(Records from a data source)
────────────────────
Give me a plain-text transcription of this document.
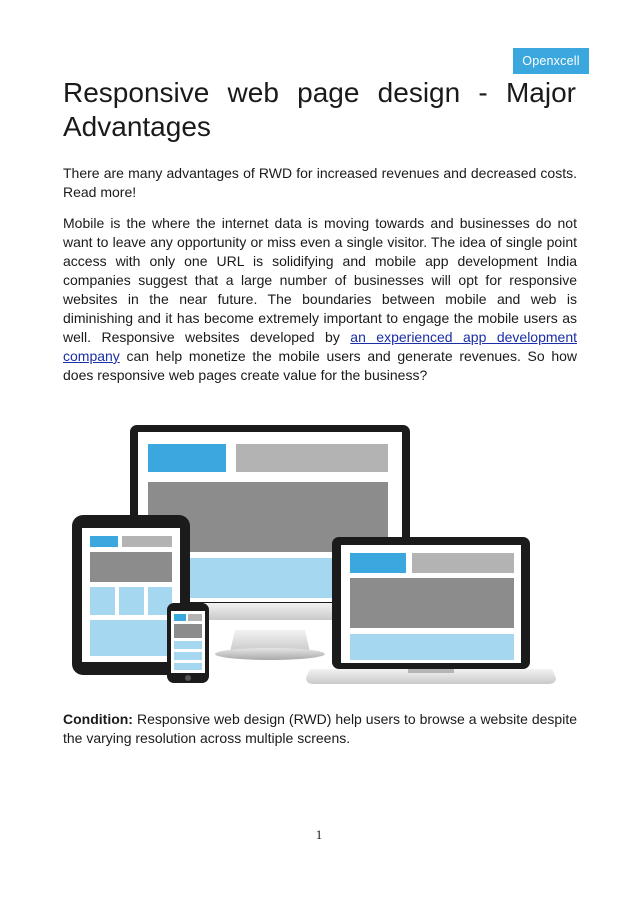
Openxcell
Responsive web page design - Major Advantages

There are many advantages of RWD for increased revenues and decreased costs. Read more!

Mobile is the where the internet data is moving towards and businesses do not want to leave any opportunity or miss even a single visitor. The idea of single point access with only one URL is solidifying and mobile app development India companies suggest that a large number of businesses will opt for responsive websites in the near future. The boundaries between mobile and web is diminishing and it has become extremely important to engage the mobile users as well. Responsive websites developed by an experienced app development company can help monetize the mobile users and generate revenues. So how does responsive web pages create value for the business?

Condition: Responsive web design (RWD) help users to browse a website despite the varying resolution across multiple screens.

1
────────────────────
== DIRECTIONS FOR THIS TASK ==
Of all the lines above, how many contain "users"? Give the number and nothing more.

== FULL SOLUTION ==
2